Dataset entries:
───

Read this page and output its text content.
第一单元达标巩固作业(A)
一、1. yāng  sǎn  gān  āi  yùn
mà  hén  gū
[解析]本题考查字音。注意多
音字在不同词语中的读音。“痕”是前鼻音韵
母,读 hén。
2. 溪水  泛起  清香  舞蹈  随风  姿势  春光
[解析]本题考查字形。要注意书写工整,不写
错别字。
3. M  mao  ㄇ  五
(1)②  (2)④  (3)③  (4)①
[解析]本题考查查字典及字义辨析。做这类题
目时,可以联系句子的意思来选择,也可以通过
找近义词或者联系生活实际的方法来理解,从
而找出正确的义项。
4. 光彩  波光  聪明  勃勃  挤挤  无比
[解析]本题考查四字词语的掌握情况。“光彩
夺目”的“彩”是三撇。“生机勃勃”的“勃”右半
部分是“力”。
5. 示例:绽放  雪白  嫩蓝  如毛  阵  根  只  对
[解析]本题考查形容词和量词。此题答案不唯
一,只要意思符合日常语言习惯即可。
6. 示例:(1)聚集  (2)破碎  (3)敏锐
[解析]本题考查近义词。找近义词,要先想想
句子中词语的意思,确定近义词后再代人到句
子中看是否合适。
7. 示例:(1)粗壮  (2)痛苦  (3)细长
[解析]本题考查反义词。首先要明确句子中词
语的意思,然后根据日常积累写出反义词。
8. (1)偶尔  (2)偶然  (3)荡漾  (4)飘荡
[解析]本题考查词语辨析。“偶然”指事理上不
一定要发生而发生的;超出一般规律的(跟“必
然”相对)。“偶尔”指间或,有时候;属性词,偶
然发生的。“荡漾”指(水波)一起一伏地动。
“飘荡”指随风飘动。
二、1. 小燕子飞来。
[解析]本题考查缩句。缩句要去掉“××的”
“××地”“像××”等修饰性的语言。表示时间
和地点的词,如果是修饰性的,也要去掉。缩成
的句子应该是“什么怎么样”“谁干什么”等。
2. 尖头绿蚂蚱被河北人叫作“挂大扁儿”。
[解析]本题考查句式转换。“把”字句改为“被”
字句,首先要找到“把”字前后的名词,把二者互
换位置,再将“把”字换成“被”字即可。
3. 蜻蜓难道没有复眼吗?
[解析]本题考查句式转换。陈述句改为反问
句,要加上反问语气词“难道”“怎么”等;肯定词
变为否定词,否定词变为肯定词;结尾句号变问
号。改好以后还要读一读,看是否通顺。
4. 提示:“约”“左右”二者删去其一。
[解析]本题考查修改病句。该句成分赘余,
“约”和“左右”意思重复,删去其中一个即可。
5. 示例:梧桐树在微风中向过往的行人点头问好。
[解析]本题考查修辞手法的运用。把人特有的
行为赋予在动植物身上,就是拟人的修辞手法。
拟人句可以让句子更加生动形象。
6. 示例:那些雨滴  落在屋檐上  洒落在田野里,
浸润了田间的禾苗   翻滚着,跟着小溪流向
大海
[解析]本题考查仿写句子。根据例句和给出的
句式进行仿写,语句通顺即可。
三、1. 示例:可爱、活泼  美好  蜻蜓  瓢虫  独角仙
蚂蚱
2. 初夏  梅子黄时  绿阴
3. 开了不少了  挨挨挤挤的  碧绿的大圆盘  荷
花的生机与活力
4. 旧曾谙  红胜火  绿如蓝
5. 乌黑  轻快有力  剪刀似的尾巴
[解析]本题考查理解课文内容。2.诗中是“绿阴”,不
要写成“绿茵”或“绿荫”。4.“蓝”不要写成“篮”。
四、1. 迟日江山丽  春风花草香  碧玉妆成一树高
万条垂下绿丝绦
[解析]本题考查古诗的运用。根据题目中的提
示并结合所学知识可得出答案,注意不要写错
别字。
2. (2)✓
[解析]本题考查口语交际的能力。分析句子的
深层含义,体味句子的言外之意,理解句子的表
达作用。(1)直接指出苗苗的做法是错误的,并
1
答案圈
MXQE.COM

───

§ Work required
Your task is to collect every line above that contains the word "本题考查句式转换".

§ The response
[解析]本题考查句式转换。“把”字句改为“被”
[解析]本题考查句式转换。陈述句改为反问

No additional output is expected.